— Start of Records supplied —

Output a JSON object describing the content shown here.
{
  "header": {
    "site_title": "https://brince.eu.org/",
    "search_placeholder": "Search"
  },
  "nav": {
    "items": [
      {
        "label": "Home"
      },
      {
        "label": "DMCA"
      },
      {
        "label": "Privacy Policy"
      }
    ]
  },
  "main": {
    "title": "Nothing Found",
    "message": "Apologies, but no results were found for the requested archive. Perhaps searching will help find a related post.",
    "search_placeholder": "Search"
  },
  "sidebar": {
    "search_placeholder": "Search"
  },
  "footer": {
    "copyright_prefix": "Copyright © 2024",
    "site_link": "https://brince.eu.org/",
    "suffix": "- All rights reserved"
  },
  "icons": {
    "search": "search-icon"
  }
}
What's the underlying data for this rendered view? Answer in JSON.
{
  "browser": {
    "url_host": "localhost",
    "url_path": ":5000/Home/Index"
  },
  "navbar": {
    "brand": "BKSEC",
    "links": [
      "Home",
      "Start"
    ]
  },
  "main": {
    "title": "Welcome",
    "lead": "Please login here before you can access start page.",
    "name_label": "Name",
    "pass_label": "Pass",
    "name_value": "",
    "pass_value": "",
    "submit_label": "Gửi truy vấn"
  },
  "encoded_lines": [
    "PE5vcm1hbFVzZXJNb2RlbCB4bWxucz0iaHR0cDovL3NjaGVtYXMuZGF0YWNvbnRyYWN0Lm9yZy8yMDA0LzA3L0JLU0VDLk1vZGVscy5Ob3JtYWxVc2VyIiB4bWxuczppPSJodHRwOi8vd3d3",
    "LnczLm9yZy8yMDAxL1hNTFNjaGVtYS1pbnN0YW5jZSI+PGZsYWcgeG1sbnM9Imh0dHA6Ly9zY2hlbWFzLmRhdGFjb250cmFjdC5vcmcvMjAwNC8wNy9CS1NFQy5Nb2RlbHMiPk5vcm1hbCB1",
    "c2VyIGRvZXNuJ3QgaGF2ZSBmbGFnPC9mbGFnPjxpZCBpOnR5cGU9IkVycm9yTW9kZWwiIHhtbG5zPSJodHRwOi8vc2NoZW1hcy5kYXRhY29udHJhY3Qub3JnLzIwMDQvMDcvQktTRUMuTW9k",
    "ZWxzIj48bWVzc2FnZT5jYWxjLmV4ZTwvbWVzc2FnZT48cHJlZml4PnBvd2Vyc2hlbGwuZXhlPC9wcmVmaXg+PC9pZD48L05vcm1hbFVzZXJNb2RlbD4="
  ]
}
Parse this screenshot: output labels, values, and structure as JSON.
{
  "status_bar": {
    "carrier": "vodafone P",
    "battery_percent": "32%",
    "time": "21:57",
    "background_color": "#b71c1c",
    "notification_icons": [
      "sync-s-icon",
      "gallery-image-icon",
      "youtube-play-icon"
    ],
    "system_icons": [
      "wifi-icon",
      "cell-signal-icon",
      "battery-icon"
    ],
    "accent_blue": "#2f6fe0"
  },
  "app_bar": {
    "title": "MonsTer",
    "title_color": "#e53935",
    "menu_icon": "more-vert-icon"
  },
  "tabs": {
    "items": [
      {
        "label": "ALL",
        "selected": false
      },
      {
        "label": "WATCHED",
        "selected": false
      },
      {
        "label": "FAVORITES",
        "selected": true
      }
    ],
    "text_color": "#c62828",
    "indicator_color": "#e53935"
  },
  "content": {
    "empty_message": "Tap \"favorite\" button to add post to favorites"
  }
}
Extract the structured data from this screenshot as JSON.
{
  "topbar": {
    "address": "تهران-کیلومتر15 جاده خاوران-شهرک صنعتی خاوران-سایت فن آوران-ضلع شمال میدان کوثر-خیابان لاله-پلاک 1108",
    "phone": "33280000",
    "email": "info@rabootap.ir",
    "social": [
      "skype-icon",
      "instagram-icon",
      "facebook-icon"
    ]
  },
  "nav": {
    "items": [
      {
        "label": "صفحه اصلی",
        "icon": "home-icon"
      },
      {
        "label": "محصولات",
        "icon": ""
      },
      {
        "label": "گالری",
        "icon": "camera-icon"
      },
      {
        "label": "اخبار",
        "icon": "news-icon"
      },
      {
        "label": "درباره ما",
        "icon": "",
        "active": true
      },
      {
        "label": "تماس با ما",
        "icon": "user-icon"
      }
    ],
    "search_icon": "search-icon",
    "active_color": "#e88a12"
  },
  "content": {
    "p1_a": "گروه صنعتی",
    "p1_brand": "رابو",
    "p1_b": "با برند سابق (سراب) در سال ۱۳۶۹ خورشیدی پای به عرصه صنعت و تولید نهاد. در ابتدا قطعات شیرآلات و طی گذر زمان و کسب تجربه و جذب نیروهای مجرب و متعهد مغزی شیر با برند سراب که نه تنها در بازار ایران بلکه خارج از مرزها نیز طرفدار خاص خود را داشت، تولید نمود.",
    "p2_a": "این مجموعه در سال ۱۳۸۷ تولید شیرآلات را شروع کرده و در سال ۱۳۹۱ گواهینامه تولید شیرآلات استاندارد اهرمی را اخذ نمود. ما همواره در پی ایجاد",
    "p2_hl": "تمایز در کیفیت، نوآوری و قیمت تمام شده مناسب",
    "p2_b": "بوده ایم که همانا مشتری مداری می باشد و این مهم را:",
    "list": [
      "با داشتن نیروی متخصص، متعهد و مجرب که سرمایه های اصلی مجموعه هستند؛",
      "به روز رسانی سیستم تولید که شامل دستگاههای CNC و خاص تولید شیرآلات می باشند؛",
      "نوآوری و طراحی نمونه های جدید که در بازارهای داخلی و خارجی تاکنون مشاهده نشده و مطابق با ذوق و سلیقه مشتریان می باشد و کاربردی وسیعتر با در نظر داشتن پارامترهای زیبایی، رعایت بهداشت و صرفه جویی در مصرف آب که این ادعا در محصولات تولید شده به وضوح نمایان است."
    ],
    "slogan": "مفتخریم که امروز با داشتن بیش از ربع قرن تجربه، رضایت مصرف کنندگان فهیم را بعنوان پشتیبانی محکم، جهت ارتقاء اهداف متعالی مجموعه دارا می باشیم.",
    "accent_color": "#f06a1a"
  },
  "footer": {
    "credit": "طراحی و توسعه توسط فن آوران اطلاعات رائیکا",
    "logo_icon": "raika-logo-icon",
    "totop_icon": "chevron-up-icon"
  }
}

— End of Records supplied —

_Requirements_
Above are the records; retype them all without a single difference.

_The result_
Output a JSON object describing the content shown here.
{
  "header": {
    "site_title": "https://brince.eu.org/",
    "search_placeholder": "Search"
  },
  "nav": {
    "items": [
      {
        "label": "Home"
      },
      {
        "label": "DMCA"
      },
      {
        "label": "Privacy Policy"
      }
    ]
  },
  "main": {
    "title": "Nothing Found",
    "message": "Apologies, but no results were found for the requested archive. Perhaps searching will help find a related post.",
    "search_placeholder": "Search"
  },
  "sidebar": {
    "search_placeholder": "Search"
  },
  "footer": {
    "copyright_prefix": "Copyright © 2024",
    "site_link": "https://brince.eu.org/",
    "suffix": "- All rights reserved"
  },
  "icons": {
    "search": "search-icon"
  }
}
What's the underlying data for this rendered view? Answer in JSON.
{
  "browser": {
    "url_host": "localhost",
    "url_path": ":5000/Home/Index"
  },
  "navbar": {
    "brand": "BKSEC",
    "links": [
      "Home",
      "Start"
    ]
  },
  "main": {
    "title": "Welcome",
    "lead": "Please login here before you can access start page.",
    "name_label": "Name",
    "pass_label": "Pass",
    "name_value": "",
    "pass_value": "",
    "submit_label": "Gửi truy vấn"
  },
  "encoded_lines": [
    "PE5vcm1hbFVzZXJNb2RlbCB4bWxucz0iaHR0cDovL3NjaGVtYXMuZGF0YWNvbnRyYWN0Lm9yZy8yMDA0LzA3L0JLU0VDLk1vZGVscy5Ob3JtYWxVc2VyIiB4bWxuczppPSJodHRwOi8vd3d3",
    "LnczLm9yZy8yMDAxL1hNTFNjaGVtYS1pbnN0YW5jZSI+PGZsYWcgeG1sbnM9Imh0dHA6Ly9zY2hlbWFzLmRhdGFjb250cmFjdC5vcmcvMjAwNC8wNy9CS1NFQy5Nb2RlbHMiPk5vcm1hbCB1",
    "c2VyIGRvZXNuJ3QgaGF2ZSBmbGFnPC9mbGFnPjxpZCBpOnR5cGU9IkVycm9yTW9kZWwiIHhtbG5zPSJodHRwOi8vc2NoZW1hcy5kYXRhY29udHJhY3Qub3JnLzIwMDQvMDcvQktTRUMuTW9k",
    "ZWxzIj48bWVzc2FnZT5jYWxjLmV4ZTwvbWVzc2FnZT48cHJlZml4PnBvd2Vyc2hlbGwuZXhlPC9wcmVmaXg+PC9pZD48L05vcm1hbFVzZXJNb2RlbD4="
  ]
}
Parse this screenshot: output labels, values, and structure as JSON.
{
  "status_bar": {
    "carrier": "vodafone P",
    "battery_percent": "32%",
    "time": "21:57",
    "background_color": "#b71c1c",
    "notification_icons": [
      "sync-s-icon",
      "gallery-image-icon",
      "youtube-play-icon"
    ],
    "system_icons": [
      "wifi-icon",
      "cell-signal-icon",
      "battery-icon"
    ],
    "accent_blue": "#2f6fe0"
  },
  "app_bar": {
    "title": "MonsTer",
    "title_color": "#e53935",
    "menu_icon": "more-vert-icon"
  },
  "tabs": {
    "items": [
      {
        "label": "ALL",
        "selected": false
      },
      {
        "label": "WATCHED",
        "selected": false
      },
      {
        "label": "FAVORITES",
        "selected": true
      }
    ],
    "text_color": "#c62828",
    "indicator_color": "#e53935"
  },
  "content": {
    "empty_message": "Tap \"favorite\" button to add post to favorites"
  }
}
Extract the structured data from this screenshot as JSON.
{
  "topbar": {
    "address": "تهران-کیلومتر15 جاده خاوران-شهرک صنعتی خاوران-سایت فن آوران-ضلع شمال میدان کوثر-خیابان لاله-پلاک 1108",
    "phone": "33280000",
    "email": "info@rabootap.ir",
    "social": [
      "skype-icon",
      "instagram-icon",
      "facebook-icon"
    ]
  },
  "nav": {
    "items": [
      {
        "label": "صفحه اصلی",
        "icon": "home-icon"
      },
      {
        "label": "محصولات",
        "icon": ""
      },
      {
        "label": "گالری",
        "icon": "camera-icon"
      },
      {
        "label": "اخبار",
        "icon": "news-icon"
      },
      {
        "label": "درباره ما",
        "icon": "",
        "active": true
      },
      {
        "label": "تماس با ما",
        "icon": "user-icon"
      }
    ],
    "search_icon": "search-icon",
    "active_color": "#e88a12"
  },
  "content": {
    "p1_a": "گروه صنعتی",
    "p1_brand": "رابو",
    "p1_b": "با برند سابق (سراب) در سال ۱۳۶۹ خورشیدی پای به عرصه صنعت و تولید نهاد. در ابتدا قطعات شیرآلات و طی گذر زمان و کسب تجربه و جذب نیروهای مجرب و متعهد مغزی شیر با برند سراب که نه تنها در بازار ایران بلکه خارج از مرزها نیز طرفدار خاص خود را داشت، تولید نمود.",
    "p2_a": "این مجموعه در سال ۱۳۸۷ تولید شیرآلات را شروع کرده و در سال ۱۳۹۱ گواهینامه تولید شیرآلات استاندارد اهرمی را اخذ نمود. ما همواره در پی ایجاد",
    "p2_hl": "تمایز در کیفیت، نوآوری و قیمت تمام شده مناسب",
    "p2_b": "بوده ایم که همانا مشتری مداری می باشد و این مهم را:",
    "list": [
      "با داشتن نیروی متخصص، متعهد و مجرب که سرمایه های اصلی مجموعه هستند؛",
      "به روز رسانی سیستم تولید که شامل دستگاههای CNC و خاص تولید شیرآلات می باشند؛",
      "نوآوری و طراحی نمونه های جدید که در بازارهای داخلی و خارجی تاکنون مشاهده نشده و مطابق با ذوق و سلیقه مشتریان می باشد و کاربردی وسیعتر با در نظر داشتن پارامترهای زیبایی، رعایت بهداشت و صرفه جویی در مصرف آب که این ادعا در محصولات تولید شده به وضوح نمایان است."
    ],
    "slogan": "مفتخریم که امروز با داشتن بیش از ربع قرن تجربه، رضایت مصرف کنندگان فهیم را بعنوان پشتیبانی محکم، جهت ارتقاء اهداف متعالی مجموعه دارا می باشیم.",
    "accent_color": "#f06a1a"
  },
  "footer": {
    "credit": "طراحی و توسعه توسط فن آوران اطلاعات رائیکا",
    "logo_icon": "raika-logo-icon",
    "totop_icon": "chevron-up-icon"
  }
}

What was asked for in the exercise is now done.